§ **Task**: Supply the number of lines in the data below that hold "Devosia", and let that number be the whole answer.

§ **Data for analysis**:
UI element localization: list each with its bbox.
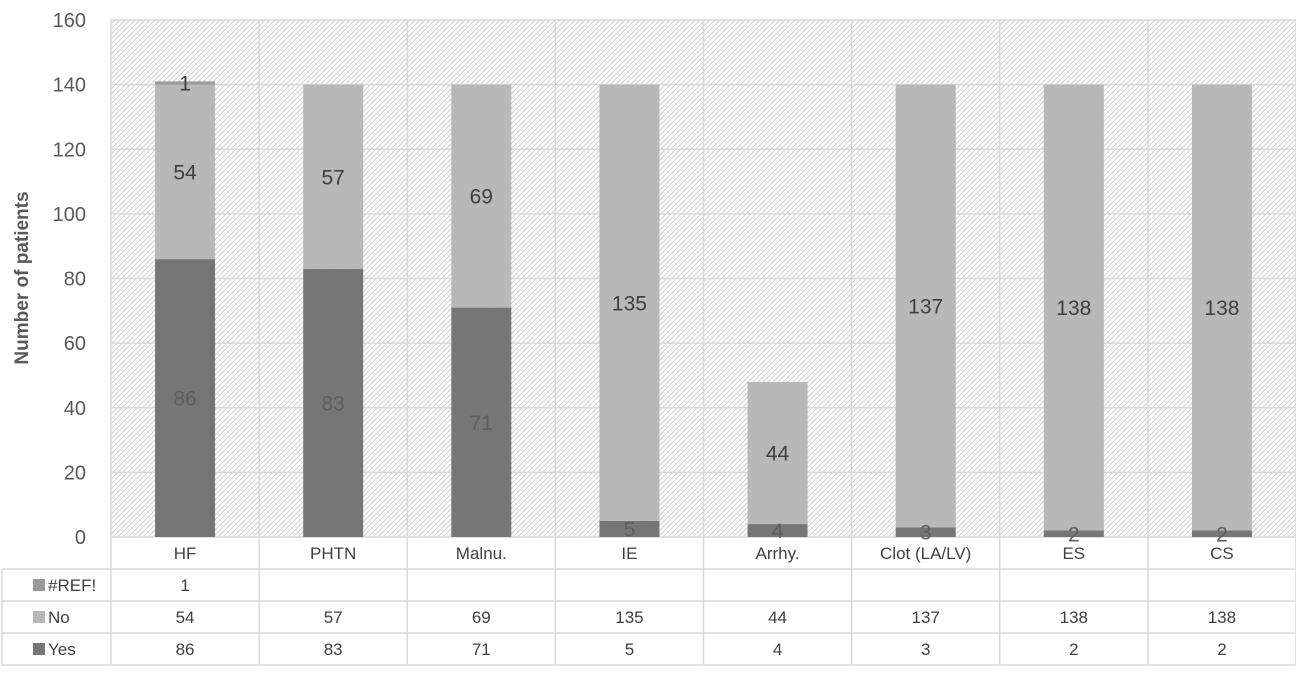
table-cell-value: 83: [324, 640, 343, 659]
bars: [155, 81, 1252, 537]
data-label: 2: [1068, 523, 1080, 546]
data-label: 44: [766, 443, 790, 466]
data-label: 83: [322, 392, 345, 415]
table-cell-value: 2: [1217, 640, 1226, 659]
x-category-label: Malnu.: [456, 544, 507, 563]
table-cell-value: 54: [176, 608, 195, 627]
y-axis-ticks: 0 20 40 60 80 100 120 140 160: [53, 10, 86, 549]
table-cell-value: 138: [1060, 608, 1088, 627]
table-cell-value: 5: [625, 640, 634, 659]
y-tick-label: 80: [64, 269, 86, 291]
table-cell-value: 86: [176, 640, 195, 659]
y-tick-label: 20: [64, 462, 86, 484]
bar-segment: [451, 84, 512, 308]
y-axis-title: Number of patients: [12, 191, 33, 364]
legend-key-label: No: [48, 608, 70, 627]
data-label: 138: [1056, 297, 1091, 320]
data-label: 71: [470, 412, 493, 435]
y-tick-label: 100: [53, 204, 86, 226]
legend-key-swatch: [33, 579, 45, 591]
x-category-label: ES: [1062, 544, 1085, 563]
table-cell-value: 4: [773, 640, 782, 659]
data-label: 3: [920, 522, 932, 545]
bar-segment: [451, 307, 512, 537]
table-cell-value: 57: [324, 608, 343, 627]
bar-segment: [747, 381, 808, 525]
data-label: 2: [1216, 523, 1228, 546]
y-tick-label: 160: [53, 10, 86, 32]
data-label: 69: [470, 186, 493, 209]
table-cell-value: 2: [1069, 640, 1078, 659]
bar-segment: [1043, 84, 1104, 531]
data-label: 54: [173, 161, 197, 184]
x-category-label: PHTN: [310, 544, 356, 563]
data-label: 57: [322, 166, 345, 189]
bar-segment: [155, 84, 216, 260]
y-tick-label: 120: [53, 139, 86, 161]
legend-key-label: Yes: [48, 640, 76, 659]
y-tick-label: 140: [53, 75, 86, 97]
x-category-label: HF: [174, 544, 197, 563]
data-label: 137: [908, 296, 943, 319]
bar-segment: [303, 84, 364, 269]
bar-segment: [155, 81, 216, 85]
bar-segment: [895, 527, 956, 537]
data-label: 138: [1204, 297, 1239, 320]
table-cell-value: 137: [912, 608, 940, 627]
table-cell-value: 44: [768, 608, 787, 627]
legend-key-label: #REF!: [48, 576, 96, 595]
data-table: HF PHTN Malnu. IE Arrhy. Clot (LA/LV) ES CS #REF…: [1, 537, 1296, 666]
bar-segment: [155, 259, 216, 537]
bar-segment: [599, 520, 660, 537]
data-label: 5: [624, 518, 636, 541]
table-cell-value: 3: [921, 640, 930, 659]
data-label: 135: [612, 292, 647, 315]
table-cell-value: 135: [615, 608, 643, 627]
bar-segment: [1191, 84, 1252, 531]
y-tick-label: 0: [75, 527, 86, 549]
bar-segment: [895, 84, 956, 528]
bar-segment: [599, 84, 660, 521]
x-category-label: Clot (LA/LV): [880, 544, 971, 563]
bar-segment: [747, 524, 808, 537]
x-category-label: CS: [1210, 544, 1234, 563]
x-category-label: Arrhy.: [756, 544, 800, 563]
y-tick-label: 40: [64, 398, 86, 420]
legend-key-swatch: [33, 611, 45, 623]
data-label: 86: [173, 388, 196, 411]
data-label: 4: [772, 520, 784, 543]
bar-segment: [1043, 530, 1104, 537]
bar-segment: [303, 268, 364, 537]
y-tick-label: 60: [64, 333, 86, 355]
x-category-label: IE: [621, 544, 637, 563]
table-cell-value: 1: [180, 576, 189, 595]
data-label: 1: [179, 73, 191, 96]
table-cell-value: 138: [1208, 608, 1236, 627]
legend-key-swatch: [33, 643, 45, 655]
bar-segment: [1191, 530, 1252, 537]
table-cell-value: 69: [472, 608, 491, 627]
table-cell-value: 71: [472, 640, 491, 659]
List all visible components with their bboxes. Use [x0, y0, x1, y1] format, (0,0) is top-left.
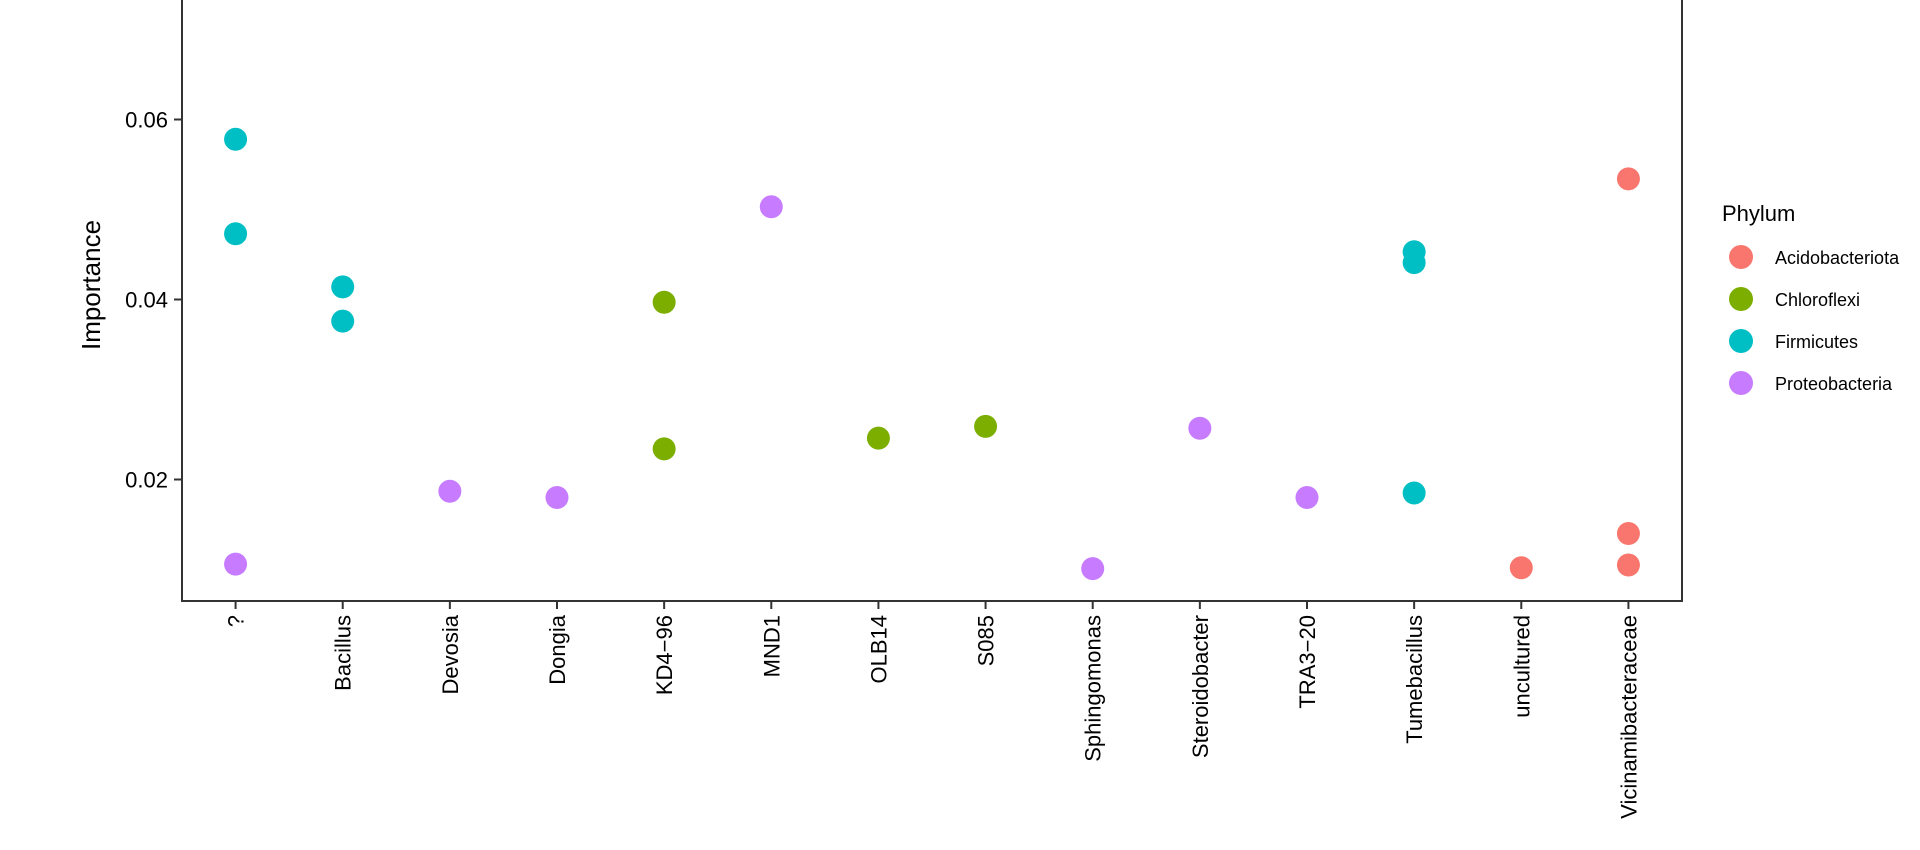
data-point: [545, 486, 569, 509]
x-tick-label: Tumebacillus: [1402, 615, 1427, 744]
legend-key: [1729, 245, 1753, 269]
data-point: [759, 195, 783, 219]
data-points: [224, 127, 1640, 581]
x-tick-label: Sphingomonas: [1081, 615, 1106, 762]
y-tick-label: 0.02: [125, 468, 168, 493]
data-point: [1081, 557, 1105, 581]
legend-key: [1729, 329, 1753, 353]
data-point: [1402, 481, 1426, 505]
data-point: [331, 309, 355, 333]
legend-key: [1729, 371, 1753, 395]
y-axis-title: Importance: [76, 220, 106, 350]
data-point: [331, 275, 355, 299]
x-tick-label: MND1: [759, 615, 784, 677]
x-tick-label: Bacillus: [331, 615, 356, 691]
data-point: [866, 426, 890, 450]
data-point: [652, 437, 676, 461]
legend: Phylum Acidobacteriota Chloroflexi Firmicu…: [1722, 201, 1900, 395]
data-point: [1509, 556, 1533, 580]
data-point: [974, 414, 998, 438]
plot-panel: [181, 0, 1683, 602]
x-tick-label: OLB14: [866, 615, 891, 684]
x-tick-label: S085: [974, 615, 999, 666]
x-tick-label: KD4−96: [652, 615, 677, 695]
x-tick-label: TRA3−20: [1295, 615, 1320, 709]
data-point: [1295, 486, 1319, 509]
data-point: [224, 222, 248, 246]
x-tick-label: ?: [224, 615, 249, 627]
legend-key: [1729, 287, 1753, 311]
x-tick-label: Vicinamibacteraceae: [1616, 615, 1641, 819]
x-tick-label: Steroidobacter: [1188, 615, 1213, 758]
data-point: [1188, 416, 1212, 440]
data-point: [1616, 522, 1640, 545]
x-axis: ? Bacillus Devosia Dongia KD4−96 MND1 OLB14 S08…: [224, 601, 1641, 819]
x-tick-label: uncultured: [1509, 615, 1534, 718]
y-axis: 0.02 0.04 0.06: [125, 108, 182, 493]
x-tick-label: Devosia: [438, 614, 463, 694]
y-tick-label: 0.04: [125, 288, 168, 313]
data-point: [1402, 251, 1426, 275]
data-point: [224, 127, 248, 151]
data-point: [1616, 167, 1640, 191]
legend-label: Proteobacteria: [1775, 374, 1893, 394]
data-point: [438, 479, 462, 503]
x-tick-label: Dongia: [545, 614, 570, 684]
data-point: [1616, 553, 1640, 577]
data-point: [652, 290, 676, 314]
legend-label: Chloroflexi: [1775, 290, 1860, 310]
legend-label: Firmicutes: [1775, 332, 1858, 352]
data-point: [224, 552, 248, 576]
y-tick-label: 0.06: [125, 108, 168, 133]
legend-label: Acidobacteriota: [1775, 248, 1900, 268]
legend-title: Phylum: [1722, 201, 1795, 226]
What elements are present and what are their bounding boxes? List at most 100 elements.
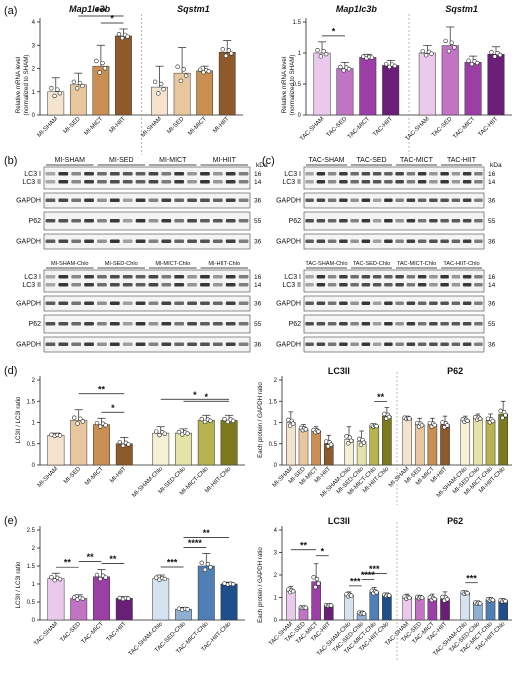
- blot-band: [238, 342, 249, 346]
- y-tick-label: 0: [298, 113, 302, 119]
- blot-band: [384, 179, 393, 184]
- blot-band: [372, 172, 382, 176]
- y-tick-label: 2: [32, 378, 36, 384]
- blot-strip: [43, 336, 251, 353]
- blot-band: [350, 239, 359, 243]
- blot-band: [135, 275, 146, 279]
- bar: [152, 432, 170, 466]
- data-point: [94, 572, 100, 578]
- blot-band: [474, 322, 483, 326]
- data-point: [161, 86, 166, 92]
- y-tick-label: 1: [274, 596, 278, 602]
- data-point: [316, 581, 321, 586]
- blot-band: [339, 239, 348, 243]
- blot-band: [97, 342, 107, 346]
- blot-band: [305, 239, 314, 243]
- blot-band: [97, 239, 107, 243]
- blot-band: [361, 198, 371, 202]
- blot-band: [361, 179, 371, 184]
- blot-band: [372, 342, 382, 346]
- data-point: [49, 575, 54, 580]
- blot-band: [417, 179, 427, 184]
- data-point: [432, 423, 437, 428]
- data-point: [94, 58, 99, 64]
- blot-band: [339, 172, 348, 176]
- blot-strip: [303, 166, 485, 190]
- data-point: [152, 79, 158, 85]
- blot-band: [474, 179, 483, 184]
- bar: [473, 418, 483, 466]
- y-tick-label: 1.5: [27, 399, 36, 405]
- data-point: [94, 420, 100, 426]
- data-point: [361, 611, 367, 616]
- ylabel-a-left: Relative mRNA level: [15, 57, 22, 113]
- blot-band: [84, 282, 94, 287]
- sig-label: ***: [167, 558, 178, 568]
- y-tick-label: 3: [32, 43, 36, 49]
- data-point: [226, 48, 232, 53]
- blot-band: [148, 179, 159, 184]
- blot-band: [417, 219, 427, 223]
- bar: [197, 420, 215, 466]
- blot-strip: [303, 211, 485, 231]
- blot-band: [440, 172, 449, 176]
- blot-band: [440, 322, 449, 326]
- data-point: [206, 69, 211, 74]
- panel-letter-b: (b): [4, 155, 17, 167]
- blot-band: [225, 322, 236, 326]
- data-point: [229, 51, 234, 56]
- data-point: [445, 597, 450, 602]
- blot-band: [200, 239, 210, 243]
- data-point: [445, 423, 450, 428]
- blot-strip: [43, 166, 251, 190]
- blot-band: [58, 282, 69, 287]
- blot-band: [45, 282, 56, 287]
- bar: [197, 565, 215, 621]
- blot-band: [406, 219, 416, 223]
- blot-band: [58, 301, 69, 305]
- data-point: [315, 48, 320, 53]
- blot-band: [174, 282, 185, 287]
- blot-band: [350, 275, 359, 279]
- data-point: [125, 34, 130, 39]
- blot-band: [135, 342, 146, 346]
- sig-label: **: [377, 392, 385, 402]
- blot-band: [122, 179, 133, 184]
- blot-group-label: TAC-SHAM: [308, 157, 344, 164]
- data-point: [419, 423, 425, 428]
- blot-band: [109, 342, 120, 346]
- blot-band: [45, 275, 56, 279]
- blot-band: [122, 172, 133, 176]
- bar: [115, 598, 133, 621]
- blot-band: [71, 198, 82, 202]
- blot-band: [384, 282, 393, 287]
- sig-label: ***: [369, 564, 380, 574]
- blot-band: [225, 301, 236, 305]
- blot-band: [417, 322, 427, 326]
- blot-band: [212, 282, 223, 287]
- sig-label: **: [64, 558, 72, 568]
- data-point: [497, 52, 503, 58]
- data-point: [52, 93, 57, 99]
- blot-mw-label: 55: [254, 218, 262, 225]
- blot-band: [58, 275, 69, 279]
- blot-band: [361, 342, 371, 346]
- blot-mw-label: 14: [254, 179, 262, 186]
- blot-band: [122, 301, 133, 305]
- y-tick-label: 1: [32, 90, 36, 96]
- blot-band: [474, 172, 483, 176]
- data-point: [223, 53, 229, 58]
- blot-band: [350, 198, 359, 202]
- bar: [414, 424, 425, 466]
- blot-band: [316, 179, 326, 184]
- blot-band: [429, 282, 438, 287]
- bar: [460, 592, 471, 621]
- blot-row-label: LC3 II: [22, 282, 41, 289]
- y-tick-label: 2: [274, 573, 278, 579]
- blot-strip: [303, 269, 485, 293]
- y-tick-label: 1: [32, 421, 36, 427]
- blot-band: [395, 275, 404, 279]
- x-tick-label: TAC-SED: [431, 116, 454, 139]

§ **Answer**: 2